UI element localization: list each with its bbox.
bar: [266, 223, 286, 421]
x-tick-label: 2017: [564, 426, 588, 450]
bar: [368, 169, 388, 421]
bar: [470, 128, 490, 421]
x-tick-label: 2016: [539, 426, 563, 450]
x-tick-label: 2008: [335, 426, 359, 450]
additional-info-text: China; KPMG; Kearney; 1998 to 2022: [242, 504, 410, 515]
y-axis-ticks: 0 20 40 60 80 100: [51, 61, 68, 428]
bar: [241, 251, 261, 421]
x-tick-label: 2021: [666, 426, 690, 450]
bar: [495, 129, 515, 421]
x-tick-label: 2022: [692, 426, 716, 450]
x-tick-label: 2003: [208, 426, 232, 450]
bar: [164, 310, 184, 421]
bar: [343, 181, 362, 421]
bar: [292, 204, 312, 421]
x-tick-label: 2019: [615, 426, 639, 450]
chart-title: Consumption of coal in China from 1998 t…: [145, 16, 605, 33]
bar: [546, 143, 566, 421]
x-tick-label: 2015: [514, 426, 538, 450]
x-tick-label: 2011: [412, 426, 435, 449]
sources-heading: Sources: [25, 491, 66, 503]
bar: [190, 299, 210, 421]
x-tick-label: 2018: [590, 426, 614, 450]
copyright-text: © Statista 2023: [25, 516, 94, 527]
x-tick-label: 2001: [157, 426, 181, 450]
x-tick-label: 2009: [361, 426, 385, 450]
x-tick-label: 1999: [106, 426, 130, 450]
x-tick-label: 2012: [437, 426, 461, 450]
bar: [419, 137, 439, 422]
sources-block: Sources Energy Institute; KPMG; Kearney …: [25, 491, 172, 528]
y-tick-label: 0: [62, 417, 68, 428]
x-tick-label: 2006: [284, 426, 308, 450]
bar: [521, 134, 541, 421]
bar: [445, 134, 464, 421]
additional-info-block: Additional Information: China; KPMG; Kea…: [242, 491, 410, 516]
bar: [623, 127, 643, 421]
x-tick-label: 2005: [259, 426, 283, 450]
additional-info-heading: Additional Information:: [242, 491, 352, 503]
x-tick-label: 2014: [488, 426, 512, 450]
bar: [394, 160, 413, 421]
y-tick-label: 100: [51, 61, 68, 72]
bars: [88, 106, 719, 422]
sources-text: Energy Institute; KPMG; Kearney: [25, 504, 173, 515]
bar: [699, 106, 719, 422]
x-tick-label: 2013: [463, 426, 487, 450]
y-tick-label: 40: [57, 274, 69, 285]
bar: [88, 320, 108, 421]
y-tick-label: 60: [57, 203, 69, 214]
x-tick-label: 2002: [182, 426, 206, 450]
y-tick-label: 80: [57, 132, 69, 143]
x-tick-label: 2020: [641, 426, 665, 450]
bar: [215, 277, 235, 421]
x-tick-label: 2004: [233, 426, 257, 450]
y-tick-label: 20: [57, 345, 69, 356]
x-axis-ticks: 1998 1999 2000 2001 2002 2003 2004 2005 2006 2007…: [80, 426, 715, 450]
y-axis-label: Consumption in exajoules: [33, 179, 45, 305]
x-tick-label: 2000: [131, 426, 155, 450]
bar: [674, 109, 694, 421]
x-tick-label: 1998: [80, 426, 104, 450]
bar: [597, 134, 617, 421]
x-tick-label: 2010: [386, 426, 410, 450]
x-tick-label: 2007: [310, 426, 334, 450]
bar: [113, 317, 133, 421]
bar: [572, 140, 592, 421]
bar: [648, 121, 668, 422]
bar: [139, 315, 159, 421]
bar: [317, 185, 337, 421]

· · · · · · ·

Rewrite the listing above, replacing each "x-tick-label" with "year-label" and leaving everything else unchanged.

UI element localization: list each with its bbox.
bar: [266, 223, 286, 421]
year-label: 2017: [564, 426, 588, 450]
bar: [368, 169, 388, 421]
bar: [470, 128, 490, 421]
year-label: 2016: [539, 426, 563, 450]
year-label: 2008: [335, 426, 359, 450]
additional-info-text: China; KPMG; Kearney; 1998 to 2022: [242, 504, 410, 515]
y-axis-ticks: 0 20 40 60 80 100: [51, 61, 68, 428]
bar: [241, 251, 261, 421]
year-label: 2021: [666, 426, 690, 450]
bar: [495, 129, 515, 421]
year-label: 2022: [692, 426, 716, 450]
year-label: 2003: [208, 426, 232, 450]
bar: [164, 310, 184, 421]
bar: [343, 181, 362, 421]
bar: [292, 204, 312, 421]
year-label: 2019: [615, 426, 639, 450]
chart-title: Consumption of coal in China from 1998 t…: [145, 16, 605, 33]
bar: [546, 143, 566, 421]
year-label: 2015: [514, 426, 538, 450]
year-label: 2011: [412, 426, 435, 449]
sources-heading: Sources: [25, 491, 66, 503]
bar: [190, 299, 210, 421]
year-label: 2018: [590, 426, 614, 450]
copyright-text: © Statista 2023: [25, 516, 94, 527]
year-label: 2001: [157, 426, 181, 450]
year-label: 2009: [361, 426, 385, 450]
year-label: 1999: [106, 426, 130, 450]
year-label: 2012: [437, 426, 461, 450]
bar: [419, 137, 439, 422]
sources-block: Sources Energy Institute; KPMG; Kearney …: [25, 491, 172, 528]
y-tick-label: 0: [62, 417, 68, 428]
year-label: 2006: [284, 426, 308, 450]
bar: [521, 134, 541, 421]
bar: [445, 134, 464, 421]
additional-info-block: Additional Information: China; KPMG; Kea…: [242, 491, 410, 516]
bar: [623, 127, 643, 421]
year-label: 2005: [259, 426, 283, 450]
additional-info-heading: Additional Information:: [242, 491, 352, 503]
year-label: 2014: [488, 426, 512, 450]
bar: [394, 160, 413, 421]
y-tick-label: 100: [51, 61, 68, 72]
bars: [88, 106, 719, 422]
sources-text: Energy Institute; KPMG; Kearney: [25, 504, 173, 515]
bar: [699, 106, 719, 422]
year-label: 2013: [463, 426, 487, 450]
y-tick-label: 40: [57, 274, 69, 285]
bar: [88, 320, 108, 421]
y-tick-label: 60: [57, 203, 69, 214]
year-label: 2002: [182, 426, 206, 450]
y-tick-label: 80: [57, 132, 69, 143]
year-label: 2020: [641, 426, 665, 450]
bar: [215, 277, 235, 421]
year-label: 2004: [233, 426, 257, 450]
y-tick-label: 20: [57, 345, 69, 356]
x-axis-ticks: 1998 1999 2000 2001 2002 2003 2004 2005 2006 2007…: [80, 426, 715, 450]
y-axis-label: Consumption in exajoules: [33, 179, 45, 305]
year-label: 2000: [131, 426, 155, 450]
bar: [674, 109, 694, 421]
year-label: 1998: [80, 426, 104, 450]
bar: [597, 134, 617, 421]
year-label: 2010: [386, 426, 410, 450]
year-label: 2007: [310, 426, 334, 450]
bar: [113, 317, 133, 421]
bar: [572, 140, 592, 421]
bar: [648, 121, 668, 422]
bar: [139, 315, 159, 421]
bar: [317, 185, 337, 421]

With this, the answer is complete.